Stored data
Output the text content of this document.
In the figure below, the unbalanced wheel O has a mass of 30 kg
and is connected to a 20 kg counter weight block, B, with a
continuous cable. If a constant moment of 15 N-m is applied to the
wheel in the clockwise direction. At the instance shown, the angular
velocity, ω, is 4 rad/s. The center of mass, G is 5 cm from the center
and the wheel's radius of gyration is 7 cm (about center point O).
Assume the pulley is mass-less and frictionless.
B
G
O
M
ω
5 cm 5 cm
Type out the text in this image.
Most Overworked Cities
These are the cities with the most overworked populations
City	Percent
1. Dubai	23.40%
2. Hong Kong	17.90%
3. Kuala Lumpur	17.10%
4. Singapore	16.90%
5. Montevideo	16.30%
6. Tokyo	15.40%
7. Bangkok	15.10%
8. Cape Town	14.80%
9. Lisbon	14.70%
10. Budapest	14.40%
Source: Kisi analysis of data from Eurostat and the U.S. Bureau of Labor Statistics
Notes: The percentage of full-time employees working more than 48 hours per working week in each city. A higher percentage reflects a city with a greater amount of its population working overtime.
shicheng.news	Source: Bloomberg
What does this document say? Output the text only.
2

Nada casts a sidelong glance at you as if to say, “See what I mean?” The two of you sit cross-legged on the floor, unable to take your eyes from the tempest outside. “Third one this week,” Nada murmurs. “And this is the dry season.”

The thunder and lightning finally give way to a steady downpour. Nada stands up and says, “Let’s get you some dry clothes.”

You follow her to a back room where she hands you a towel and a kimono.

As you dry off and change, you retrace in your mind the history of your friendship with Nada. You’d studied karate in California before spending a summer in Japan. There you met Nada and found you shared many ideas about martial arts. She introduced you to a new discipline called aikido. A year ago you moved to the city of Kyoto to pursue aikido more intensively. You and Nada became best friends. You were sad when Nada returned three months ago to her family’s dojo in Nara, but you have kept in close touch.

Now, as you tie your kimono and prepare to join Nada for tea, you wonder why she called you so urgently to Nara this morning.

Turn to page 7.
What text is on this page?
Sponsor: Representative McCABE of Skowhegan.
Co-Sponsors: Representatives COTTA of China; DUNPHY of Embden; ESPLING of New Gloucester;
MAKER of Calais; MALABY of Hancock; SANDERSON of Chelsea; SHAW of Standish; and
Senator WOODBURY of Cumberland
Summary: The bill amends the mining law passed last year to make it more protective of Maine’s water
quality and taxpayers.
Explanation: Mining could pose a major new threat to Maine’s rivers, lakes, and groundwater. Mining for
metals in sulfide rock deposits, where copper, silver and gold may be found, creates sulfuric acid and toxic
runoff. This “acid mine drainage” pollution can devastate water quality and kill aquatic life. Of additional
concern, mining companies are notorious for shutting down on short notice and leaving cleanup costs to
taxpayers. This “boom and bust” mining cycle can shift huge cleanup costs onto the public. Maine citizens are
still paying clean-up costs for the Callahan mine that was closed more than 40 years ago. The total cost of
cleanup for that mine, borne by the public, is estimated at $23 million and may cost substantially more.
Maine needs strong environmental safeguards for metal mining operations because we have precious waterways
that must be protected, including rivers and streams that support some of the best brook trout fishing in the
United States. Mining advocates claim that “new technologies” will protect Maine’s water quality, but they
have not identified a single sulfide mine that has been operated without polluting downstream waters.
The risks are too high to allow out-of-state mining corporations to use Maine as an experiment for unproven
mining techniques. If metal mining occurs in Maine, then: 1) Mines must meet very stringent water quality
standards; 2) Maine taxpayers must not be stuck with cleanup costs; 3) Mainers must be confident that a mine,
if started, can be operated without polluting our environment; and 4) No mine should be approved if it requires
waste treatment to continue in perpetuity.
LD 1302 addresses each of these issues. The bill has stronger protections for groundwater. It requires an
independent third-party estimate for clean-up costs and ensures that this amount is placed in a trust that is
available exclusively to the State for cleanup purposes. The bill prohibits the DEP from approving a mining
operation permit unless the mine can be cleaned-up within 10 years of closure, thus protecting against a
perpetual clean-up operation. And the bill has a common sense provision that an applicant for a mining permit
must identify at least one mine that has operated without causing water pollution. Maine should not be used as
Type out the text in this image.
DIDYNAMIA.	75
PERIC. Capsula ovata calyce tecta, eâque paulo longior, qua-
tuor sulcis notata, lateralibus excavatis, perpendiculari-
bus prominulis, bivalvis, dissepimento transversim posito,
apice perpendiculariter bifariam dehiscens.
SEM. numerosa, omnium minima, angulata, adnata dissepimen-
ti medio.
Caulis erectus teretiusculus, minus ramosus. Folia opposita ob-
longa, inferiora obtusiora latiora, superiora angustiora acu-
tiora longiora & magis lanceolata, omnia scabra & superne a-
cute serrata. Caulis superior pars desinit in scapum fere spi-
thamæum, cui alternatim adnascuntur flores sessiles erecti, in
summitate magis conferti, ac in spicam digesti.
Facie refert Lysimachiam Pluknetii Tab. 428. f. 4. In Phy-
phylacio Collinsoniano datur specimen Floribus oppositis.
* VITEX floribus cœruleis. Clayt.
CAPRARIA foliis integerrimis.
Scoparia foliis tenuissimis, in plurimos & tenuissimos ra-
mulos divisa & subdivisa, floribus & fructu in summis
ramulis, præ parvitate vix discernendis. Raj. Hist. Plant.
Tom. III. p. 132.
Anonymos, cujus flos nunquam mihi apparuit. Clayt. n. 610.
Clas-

What needs to be done
Search the data above for the string "taxpayers" and copy each line that has it.

Exercise output
quality and taxpayers.
taxpayers. This “boom and bust” mining cycle can shift huge cleanup costs onto the public. Maine citizens are
standards; 2) Maine taxpayers must not be stuck with cleanup costs; 3) Mainers must be confident that a mine,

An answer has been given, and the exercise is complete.